What the task asks — Your task is to copy each line that has the word "color".

Source records —

* start *

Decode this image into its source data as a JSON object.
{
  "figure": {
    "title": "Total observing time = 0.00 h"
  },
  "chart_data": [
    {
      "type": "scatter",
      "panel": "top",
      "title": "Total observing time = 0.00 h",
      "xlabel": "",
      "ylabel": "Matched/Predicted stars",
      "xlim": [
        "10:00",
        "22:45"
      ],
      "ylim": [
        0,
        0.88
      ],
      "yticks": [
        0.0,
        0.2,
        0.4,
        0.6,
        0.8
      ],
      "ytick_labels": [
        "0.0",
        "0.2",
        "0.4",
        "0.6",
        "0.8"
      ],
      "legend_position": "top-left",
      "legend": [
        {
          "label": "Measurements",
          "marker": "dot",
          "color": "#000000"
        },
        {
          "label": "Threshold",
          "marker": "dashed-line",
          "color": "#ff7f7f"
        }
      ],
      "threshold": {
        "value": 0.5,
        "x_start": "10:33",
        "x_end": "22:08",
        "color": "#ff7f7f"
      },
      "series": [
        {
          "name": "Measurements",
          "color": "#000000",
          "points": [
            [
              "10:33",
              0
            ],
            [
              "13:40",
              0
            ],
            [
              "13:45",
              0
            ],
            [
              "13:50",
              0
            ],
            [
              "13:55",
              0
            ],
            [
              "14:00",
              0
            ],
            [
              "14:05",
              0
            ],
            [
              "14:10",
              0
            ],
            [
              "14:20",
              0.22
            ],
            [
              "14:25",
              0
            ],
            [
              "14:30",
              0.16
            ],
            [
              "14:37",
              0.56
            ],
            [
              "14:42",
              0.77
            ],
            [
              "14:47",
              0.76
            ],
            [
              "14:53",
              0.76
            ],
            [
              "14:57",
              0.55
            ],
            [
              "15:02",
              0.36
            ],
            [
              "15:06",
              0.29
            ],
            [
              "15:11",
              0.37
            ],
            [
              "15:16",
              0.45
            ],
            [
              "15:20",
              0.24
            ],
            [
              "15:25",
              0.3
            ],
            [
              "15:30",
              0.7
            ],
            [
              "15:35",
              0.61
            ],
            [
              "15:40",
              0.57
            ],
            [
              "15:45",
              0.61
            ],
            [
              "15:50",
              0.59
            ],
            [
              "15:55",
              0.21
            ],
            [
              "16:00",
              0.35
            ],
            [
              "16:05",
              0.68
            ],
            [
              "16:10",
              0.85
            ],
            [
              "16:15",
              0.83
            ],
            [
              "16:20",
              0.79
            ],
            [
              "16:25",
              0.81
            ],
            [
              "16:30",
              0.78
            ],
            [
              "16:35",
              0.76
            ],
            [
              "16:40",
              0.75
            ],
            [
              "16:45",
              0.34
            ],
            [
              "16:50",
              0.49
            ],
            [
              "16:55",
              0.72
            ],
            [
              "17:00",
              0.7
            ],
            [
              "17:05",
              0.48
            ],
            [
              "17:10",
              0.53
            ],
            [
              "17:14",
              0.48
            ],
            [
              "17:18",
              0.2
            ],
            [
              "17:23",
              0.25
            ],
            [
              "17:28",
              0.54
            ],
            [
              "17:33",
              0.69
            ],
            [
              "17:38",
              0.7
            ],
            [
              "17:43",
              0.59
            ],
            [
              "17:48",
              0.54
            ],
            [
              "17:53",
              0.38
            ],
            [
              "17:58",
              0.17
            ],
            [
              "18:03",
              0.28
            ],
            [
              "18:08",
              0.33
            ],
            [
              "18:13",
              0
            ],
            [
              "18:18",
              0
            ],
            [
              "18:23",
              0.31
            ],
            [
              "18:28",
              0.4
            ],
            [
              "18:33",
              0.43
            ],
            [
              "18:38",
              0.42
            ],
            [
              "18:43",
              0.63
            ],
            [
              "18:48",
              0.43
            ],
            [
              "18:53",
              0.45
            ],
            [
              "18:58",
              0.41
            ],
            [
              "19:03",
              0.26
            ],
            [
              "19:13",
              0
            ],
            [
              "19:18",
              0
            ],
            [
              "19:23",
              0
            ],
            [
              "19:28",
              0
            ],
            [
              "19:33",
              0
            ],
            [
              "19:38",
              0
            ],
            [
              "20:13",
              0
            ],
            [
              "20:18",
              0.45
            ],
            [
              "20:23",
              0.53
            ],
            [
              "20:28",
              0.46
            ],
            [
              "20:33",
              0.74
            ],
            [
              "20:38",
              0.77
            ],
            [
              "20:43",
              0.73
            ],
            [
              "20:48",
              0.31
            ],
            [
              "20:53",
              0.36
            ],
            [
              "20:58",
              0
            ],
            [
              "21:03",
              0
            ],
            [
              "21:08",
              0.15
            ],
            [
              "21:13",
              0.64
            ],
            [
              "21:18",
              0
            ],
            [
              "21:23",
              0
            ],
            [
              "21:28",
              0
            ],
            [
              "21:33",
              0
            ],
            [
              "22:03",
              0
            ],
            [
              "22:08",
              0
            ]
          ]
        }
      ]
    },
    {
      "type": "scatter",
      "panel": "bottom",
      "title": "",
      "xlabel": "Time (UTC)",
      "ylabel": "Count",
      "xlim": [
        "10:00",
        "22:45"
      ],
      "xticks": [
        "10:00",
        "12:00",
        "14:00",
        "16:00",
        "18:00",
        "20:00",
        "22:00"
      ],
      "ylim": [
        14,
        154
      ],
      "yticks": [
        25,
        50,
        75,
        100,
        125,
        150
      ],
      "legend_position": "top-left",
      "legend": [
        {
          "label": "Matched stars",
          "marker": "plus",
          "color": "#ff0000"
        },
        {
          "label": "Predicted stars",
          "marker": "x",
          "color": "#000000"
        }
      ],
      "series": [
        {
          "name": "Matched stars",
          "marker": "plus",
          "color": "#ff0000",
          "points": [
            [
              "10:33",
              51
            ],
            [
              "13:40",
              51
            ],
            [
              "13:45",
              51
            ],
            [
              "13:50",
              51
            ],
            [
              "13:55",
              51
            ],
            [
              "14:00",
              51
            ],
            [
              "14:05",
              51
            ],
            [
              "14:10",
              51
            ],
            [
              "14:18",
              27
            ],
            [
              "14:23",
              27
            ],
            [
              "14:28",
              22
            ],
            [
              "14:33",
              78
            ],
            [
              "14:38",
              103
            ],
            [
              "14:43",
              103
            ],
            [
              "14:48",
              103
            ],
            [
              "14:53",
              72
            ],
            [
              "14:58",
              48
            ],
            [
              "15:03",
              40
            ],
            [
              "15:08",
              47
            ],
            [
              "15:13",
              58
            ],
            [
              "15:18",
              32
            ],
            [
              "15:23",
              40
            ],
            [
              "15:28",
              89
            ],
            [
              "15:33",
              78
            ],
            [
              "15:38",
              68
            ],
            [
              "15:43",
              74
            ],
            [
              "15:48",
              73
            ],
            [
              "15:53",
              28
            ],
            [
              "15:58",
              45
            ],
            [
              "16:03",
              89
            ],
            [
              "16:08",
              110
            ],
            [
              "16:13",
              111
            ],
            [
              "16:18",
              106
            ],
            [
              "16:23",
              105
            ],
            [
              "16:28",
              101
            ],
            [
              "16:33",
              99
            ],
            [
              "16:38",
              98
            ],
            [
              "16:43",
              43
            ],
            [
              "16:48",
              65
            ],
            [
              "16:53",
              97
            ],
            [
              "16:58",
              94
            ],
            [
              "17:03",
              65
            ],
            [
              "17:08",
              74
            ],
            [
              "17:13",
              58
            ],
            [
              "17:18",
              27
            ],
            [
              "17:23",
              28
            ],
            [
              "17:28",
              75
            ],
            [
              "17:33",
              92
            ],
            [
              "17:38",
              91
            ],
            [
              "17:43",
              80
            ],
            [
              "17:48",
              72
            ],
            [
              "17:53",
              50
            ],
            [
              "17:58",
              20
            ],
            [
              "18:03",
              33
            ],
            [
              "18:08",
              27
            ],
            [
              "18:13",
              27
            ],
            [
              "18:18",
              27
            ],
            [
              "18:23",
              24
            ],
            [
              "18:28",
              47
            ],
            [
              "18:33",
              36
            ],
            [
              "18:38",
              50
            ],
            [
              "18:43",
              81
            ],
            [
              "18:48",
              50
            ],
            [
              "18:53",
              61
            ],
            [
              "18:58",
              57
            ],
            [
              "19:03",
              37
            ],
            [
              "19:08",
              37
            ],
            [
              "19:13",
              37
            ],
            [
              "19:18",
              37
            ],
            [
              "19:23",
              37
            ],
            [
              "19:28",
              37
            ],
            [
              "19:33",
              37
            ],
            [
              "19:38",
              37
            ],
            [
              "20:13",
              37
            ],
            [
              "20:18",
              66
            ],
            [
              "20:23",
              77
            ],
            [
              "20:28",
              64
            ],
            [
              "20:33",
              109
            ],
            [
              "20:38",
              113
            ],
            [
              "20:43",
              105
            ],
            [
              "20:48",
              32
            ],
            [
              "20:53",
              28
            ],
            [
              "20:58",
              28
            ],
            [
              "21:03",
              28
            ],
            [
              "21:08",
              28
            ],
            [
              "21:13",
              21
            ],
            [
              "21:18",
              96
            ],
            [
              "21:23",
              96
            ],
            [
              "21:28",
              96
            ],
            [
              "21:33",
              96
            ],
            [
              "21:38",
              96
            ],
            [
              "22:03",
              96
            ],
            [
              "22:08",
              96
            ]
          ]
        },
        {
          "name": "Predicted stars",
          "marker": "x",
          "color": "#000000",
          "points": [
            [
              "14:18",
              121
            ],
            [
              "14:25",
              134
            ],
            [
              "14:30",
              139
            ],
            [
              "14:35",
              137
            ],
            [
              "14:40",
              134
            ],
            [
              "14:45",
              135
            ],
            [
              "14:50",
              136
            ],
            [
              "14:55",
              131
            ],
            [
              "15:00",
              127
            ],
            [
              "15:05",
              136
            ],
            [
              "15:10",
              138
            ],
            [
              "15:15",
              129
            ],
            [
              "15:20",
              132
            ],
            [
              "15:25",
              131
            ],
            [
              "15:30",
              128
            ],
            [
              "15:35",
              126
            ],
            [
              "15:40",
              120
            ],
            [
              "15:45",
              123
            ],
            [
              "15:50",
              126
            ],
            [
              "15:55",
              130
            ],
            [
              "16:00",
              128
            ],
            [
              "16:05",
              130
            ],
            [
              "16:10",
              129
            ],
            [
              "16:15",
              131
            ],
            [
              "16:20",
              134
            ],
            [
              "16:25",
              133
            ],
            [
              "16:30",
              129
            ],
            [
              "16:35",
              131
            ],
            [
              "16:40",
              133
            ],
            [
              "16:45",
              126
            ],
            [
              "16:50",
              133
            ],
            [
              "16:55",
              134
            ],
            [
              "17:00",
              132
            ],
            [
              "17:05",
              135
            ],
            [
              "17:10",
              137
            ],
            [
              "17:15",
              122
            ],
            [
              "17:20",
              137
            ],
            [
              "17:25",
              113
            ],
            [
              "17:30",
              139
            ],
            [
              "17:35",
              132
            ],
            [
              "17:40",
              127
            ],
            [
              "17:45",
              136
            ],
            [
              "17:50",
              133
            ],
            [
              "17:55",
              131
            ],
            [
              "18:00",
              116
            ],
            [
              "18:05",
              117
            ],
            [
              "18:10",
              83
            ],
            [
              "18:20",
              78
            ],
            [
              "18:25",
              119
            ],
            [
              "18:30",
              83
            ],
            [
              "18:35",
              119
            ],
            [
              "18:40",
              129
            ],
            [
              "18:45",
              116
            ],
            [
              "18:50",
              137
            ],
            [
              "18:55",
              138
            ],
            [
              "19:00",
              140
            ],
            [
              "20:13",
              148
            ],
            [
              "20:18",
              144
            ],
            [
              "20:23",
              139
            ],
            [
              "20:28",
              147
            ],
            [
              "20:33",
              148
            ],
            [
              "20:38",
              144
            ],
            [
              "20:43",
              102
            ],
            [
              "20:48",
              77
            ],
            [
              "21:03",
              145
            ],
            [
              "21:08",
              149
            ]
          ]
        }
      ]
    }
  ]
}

* end *

Written solution —
          "color": "#000000"
          "color": "#ff7f7f"
        "color": "#ff7f7f"
          "color": "#000000",
          "color": "#ff0000"
          "color": "#000000"
          "color": "#ff0000",
          "color": "#000000",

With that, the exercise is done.